§ **Task input**:
---------------

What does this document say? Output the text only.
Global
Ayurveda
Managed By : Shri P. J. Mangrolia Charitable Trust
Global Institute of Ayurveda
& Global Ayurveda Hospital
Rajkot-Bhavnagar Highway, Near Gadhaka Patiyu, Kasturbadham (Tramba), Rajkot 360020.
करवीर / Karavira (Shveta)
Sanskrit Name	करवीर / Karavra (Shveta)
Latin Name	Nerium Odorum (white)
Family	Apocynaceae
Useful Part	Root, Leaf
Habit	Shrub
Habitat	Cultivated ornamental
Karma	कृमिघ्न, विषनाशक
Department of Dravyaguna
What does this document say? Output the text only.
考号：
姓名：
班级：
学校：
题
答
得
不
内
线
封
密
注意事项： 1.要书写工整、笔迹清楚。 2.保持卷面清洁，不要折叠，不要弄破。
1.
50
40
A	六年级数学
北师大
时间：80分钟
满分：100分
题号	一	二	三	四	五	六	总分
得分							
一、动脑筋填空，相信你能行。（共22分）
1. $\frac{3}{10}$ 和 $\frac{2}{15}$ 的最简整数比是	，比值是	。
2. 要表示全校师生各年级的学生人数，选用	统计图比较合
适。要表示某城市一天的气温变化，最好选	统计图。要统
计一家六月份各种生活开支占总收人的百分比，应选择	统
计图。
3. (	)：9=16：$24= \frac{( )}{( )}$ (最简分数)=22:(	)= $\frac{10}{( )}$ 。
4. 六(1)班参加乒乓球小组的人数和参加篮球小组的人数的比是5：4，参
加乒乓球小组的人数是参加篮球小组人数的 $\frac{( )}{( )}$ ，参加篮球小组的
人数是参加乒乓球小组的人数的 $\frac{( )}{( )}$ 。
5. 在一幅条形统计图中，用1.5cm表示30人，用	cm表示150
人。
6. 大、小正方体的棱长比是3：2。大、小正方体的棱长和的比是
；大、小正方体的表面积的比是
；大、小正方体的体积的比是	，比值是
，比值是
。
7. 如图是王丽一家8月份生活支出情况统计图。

---------------

§ **Task goal**:
Look through the entries above; copy each line where the string "frac" appears.

§ **Written answer**:
1. $\frac{3}{10}$ 和 $\frac{2}{15}$ 的最简整数比是	，比值是	。
3. (	)：9=16：$24= \frac{( )}{( )}$ (最简分数)=22:(	)= $\frac{10}{( )}$ 。
加乒乓球小组的人数是参加篮球小组人数的 $\frac{( )}{( )}$ ，参加篮球小组的
人数是参加乒乓球小组的人数的 $\frac{( )}{( )}$ 。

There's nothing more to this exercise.